RECORDED DATA:
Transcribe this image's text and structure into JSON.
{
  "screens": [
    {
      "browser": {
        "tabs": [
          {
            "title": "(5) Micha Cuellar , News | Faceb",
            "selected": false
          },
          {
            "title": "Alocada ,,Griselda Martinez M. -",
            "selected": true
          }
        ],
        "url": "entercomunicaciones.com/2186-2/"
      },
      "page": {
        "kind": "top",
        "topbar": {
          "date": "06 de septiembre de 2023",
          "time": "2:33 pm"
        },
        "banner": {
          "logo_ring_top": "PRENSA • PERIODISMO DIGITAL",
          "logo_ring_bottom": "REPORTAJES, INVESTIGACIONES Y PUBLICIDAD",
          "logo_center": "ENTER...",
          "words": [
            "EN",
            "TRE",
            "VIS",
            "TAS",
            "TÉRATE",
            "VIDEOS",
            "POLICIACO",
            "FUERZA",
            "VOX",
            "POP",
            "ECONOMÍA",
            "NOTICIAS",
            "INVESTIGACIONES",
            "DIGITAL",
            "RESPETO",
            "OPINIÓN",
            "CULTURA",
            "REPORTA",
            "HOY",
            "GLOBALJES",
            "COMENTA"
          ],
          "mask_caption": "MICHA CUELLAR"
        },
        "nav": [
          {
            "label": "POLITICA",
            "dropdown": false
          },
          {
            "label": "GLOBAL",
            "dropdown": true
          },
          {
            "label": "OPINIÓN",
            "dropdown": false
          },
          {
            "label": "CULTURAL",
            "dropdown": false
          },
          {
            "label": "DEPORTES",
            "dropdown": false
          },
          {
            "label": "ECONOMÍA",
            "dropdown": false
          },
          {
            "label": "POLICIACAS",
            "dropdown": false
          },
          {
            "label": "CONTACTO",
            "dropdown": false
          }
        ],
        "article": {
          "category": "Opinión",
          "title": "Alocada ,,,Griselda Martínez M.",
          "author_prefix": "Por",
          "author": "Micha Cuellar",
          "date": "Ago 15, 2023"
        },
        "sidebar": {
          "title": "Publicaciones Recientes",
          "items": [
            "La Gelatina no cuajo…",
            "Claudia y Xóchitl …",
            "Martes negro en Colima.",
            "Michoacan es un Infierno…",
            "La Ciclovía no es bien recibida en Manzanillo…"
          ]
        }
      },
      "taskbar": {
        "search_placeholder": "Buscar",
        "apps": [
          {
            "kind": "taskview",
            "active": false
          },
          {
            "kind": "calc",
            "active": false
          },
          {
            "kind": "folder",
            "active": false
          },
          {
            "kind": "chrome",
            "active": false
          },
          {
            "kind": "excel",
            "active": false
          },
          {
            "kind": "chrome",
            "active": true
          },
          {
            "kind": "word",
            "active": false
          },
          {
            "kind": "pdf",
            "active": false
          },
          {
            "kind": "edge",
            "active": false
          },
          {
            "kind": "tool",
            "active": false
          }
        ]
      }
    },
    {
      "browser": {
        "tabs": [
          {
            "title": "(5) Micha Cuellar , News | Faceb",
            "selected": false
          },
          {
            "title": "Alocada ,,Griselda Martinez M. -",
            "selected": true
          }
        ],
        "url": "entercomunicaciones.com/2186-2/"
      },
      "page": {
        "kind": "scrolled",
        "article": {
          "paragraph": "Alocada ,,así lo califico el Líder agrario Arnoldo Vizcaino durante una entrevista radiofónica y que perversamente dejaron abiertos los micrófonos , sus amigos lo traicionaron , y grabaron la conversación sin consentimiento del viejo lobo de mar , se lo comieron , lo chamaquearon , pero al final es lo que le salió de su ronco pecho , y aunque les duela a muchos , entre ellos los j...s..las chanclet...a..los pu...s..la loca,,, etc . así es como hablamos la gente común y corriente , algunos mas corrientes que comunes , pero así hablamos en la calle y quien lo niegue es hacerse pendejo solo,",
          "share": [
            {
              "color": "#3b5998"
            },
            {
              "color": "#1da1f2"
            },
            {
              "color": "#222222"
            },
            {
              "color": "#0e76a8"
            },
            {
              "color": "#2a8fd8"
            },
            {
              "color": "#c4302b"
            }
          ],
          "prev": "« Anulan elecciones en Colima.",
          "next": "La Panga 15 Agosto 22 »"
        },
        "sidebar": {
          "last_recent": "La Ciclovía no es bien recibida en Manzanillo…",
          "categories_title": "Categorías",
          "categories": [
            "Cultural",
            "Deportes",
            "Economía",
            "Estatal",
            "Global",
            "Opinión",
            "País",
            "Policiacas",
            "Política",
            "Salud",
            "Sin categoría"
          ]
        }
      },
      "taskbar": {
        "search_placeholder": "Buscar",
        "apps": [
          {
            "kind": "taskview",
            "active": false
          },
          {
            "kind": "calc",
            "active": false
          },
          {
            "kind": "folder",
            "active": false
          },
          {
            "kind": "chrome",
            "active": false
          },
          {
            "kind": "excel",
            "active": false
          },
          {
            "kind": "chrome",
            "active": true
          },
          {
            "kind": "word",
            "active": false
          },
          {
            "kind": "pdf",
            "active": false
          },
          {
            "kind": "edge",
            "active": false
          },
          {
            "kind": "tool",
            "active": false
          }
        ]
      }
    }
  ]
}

PROBLEM: Repeat the entries above exactly, leaving nothing out.

SOLVED EXERCISE:
Transcribe this image's text and structure into JSON.
{
  "screens": [
    {
      "browser": {
        "tabs": [
          {
            "title": "(5) Micha Cuellar , News | Faceb",
            "selected": false
          },
          {
            "title": "Alocada ,,Griselda Martinez M. -",
            "selected": true
          }
        ],
        "url": "entercomunicaciones.com/2186-2/"
      },
      "page": {
        "kind": "top",
        "topbar": {
          "date": "06 de septiembre de 2023",
          "time": "2:33 pm"
        },
        "banner": {
          "logo_ring_top": "PRENSA • PERIODISMO DIGITAL",
          "logo_ring_bottom": "REPORTAJES, INVESTIGACIONES Y PUBLICIDAD",
          "logo_center": "ENTER...",
          "words": [
            "EN",
            "TRE",
            "VIS",
            "TAS",
            "TÉRATE",
            "VIDEOS",
            "POLICIACO",
            "FUERZA",
            "VOX",
            "POP",
            "ECONOMÍA",
            "NOTICIAS",
            "INVESTIGACIONES",
            "DIGITAL",
            "RESPETO",
            "OPINIÓN",
            "CULTURA",
            "REPORTA",
            "HOY",
            "GLOBALJES",
            "COMENTA"
          ],
          "mask_caption": "MICHA CUELLAR"
        },
        "nav": [
          {
            "label": "POLITICA",
            "dropdown": false
          },
          {
            "label": "GLOBAL",
            "dropdown": true
          },
          {
            "label": "OPINIÓN",
            "dropdown": false
          },
          {
            "label": "CULTURAL",
            "dropdown": false
          },
          {
            "label": "DEPORTES",
            "dropdown": false
          },
          {
            "label": "ECONOMÍA",
            "dropdown": false
          },
          {
            "label": "POLICIACAS",
            "dropdown": false
          },
          {
            "label": "CONTACTO",
            "dropdown": false
          }
        ],
        "article": {
          "category": "Opinión",
          "title": "Alocada ,,,Griselda Martínez M.",
          "author_prefix": "Por",
          "author": "Micha Cuellar",
          "date": "Ago 15, 2023"
        },
        "sidebar": {
          "title": "Publicaciones Recientes",
          "items": [
            "La Gelatina no cuajo…",
            "Claudia y Xóchitl …",
            "Martes negro en Colima.",
            "Michoacan es un Infierno…",
            "La Ciclovía no es bien recibida en Manzanillo…"
          ]
        }
      },
      "taskbar": {
        "search_placeholder": "Buscar",
        "apps": [
          {
            "kind": "taskview",
            "active": false
          },
          {
            "kind": "calc",
            "active": false
          },
          {
            "kind": "folder",
            "active": false
          },
          {
            "kind": "chrome",
            "active": false
          },
          {
            "kind": "excel",
            "active": false
          },
          {
            "kind": "chrome",
            "active": true
          },
          {
            "kind": "word",
            "active": false
          },
          {
            "kind": "pdf",
            "active": false
          },
          {
            "kind": "edge",
            "active": false
          },
          {
            "kind": "tool",
            "active": false
          }
        ]
      }
    },
    {
      "browser": {
        "tabs": [
          {
            "title": "(5) Micha Cuellar , News | Faceb",
            "selected": false
          },
          {
            "title": "Alocada ,,Griselda Martinez M. -",
            "selected": true
          }
        ],
        "url": "entercomunicaciones.com/2186-2/"
      },
      "page": {
        "kind": "scrolled",
        "article": {
          "paragraph": "Alocada ,,así lo califico el Líder agrario Arnoldo Vizcaino durante una entrevista radiofónica y que perversamente dejaron abiertos los micrófonos , sus amigos lo traicionaron , y grabaron la conversación sin consentimiento del viejo lobo de mar , se lo comieron , lo chamaquearon , pero al final es lo que le salió de su ronco pecho , y aunque les duela a muchos , entre ellos los j...s..las chanclet...a..los pu...s..la loca,,, etc . así es como hablamos la gente común y corriente , algunos mas corrientes que comunes , pero así hablamos en la calle y quien lo niegue es hacerse pendejo solo,",
          "share": [
            {
              "color": "#3b5998"
            },
            {
              "color": "#1da1f2"
            },
            {
              "color": "#222222"
            },
            {
              "color": "#0e76a8"
            },
            {
              "color": "#2a8fd8"
            },
            {
              "color": "#c4302b"
            }
          ],
          "prev": "« Anulan elecciones en Colima.",
          "next": "La Panga 15 Agosto 22 »"
        },
        "sidebar": {
          "last_recent": "La Ciclovía no es bien recibida en Manzanillo…",
          "categories_title": "Categorías",
          "categories": [
            "Cultural",
            "Deportes",
            "Economía",
            "Estatal",
            "Global",
            "Opinión",
            "País",
            "Policiacas",
            "Política",
            "Salud",
            "Sin categoría"
          ]
        }
      },
      "taskbar": {
        "search_placeholder": "Buscar",
        "apps": [
          {
            "kind": "taskview",
            "active": false
          },
          {
            "kind": "calc",
            "active": false
          },
          {
            "kind": "folder",
            "active": false
          },
          {
            "kind": "chrome",
            "active": false
          },
          {
            "kind": "excel",
            "active": false
          },
          {
            "kind": "chrome",
            "active": true
          },
          {
            "kind": "word",
            "active": false
          },
          {
            "kind": "pdf",
            "active": false
          },
          {
            "kind": "edge",
            "active": false
          },
          {
            "kind": "tool",
            "active": false
          }
        ]
      }
    }
  ]
}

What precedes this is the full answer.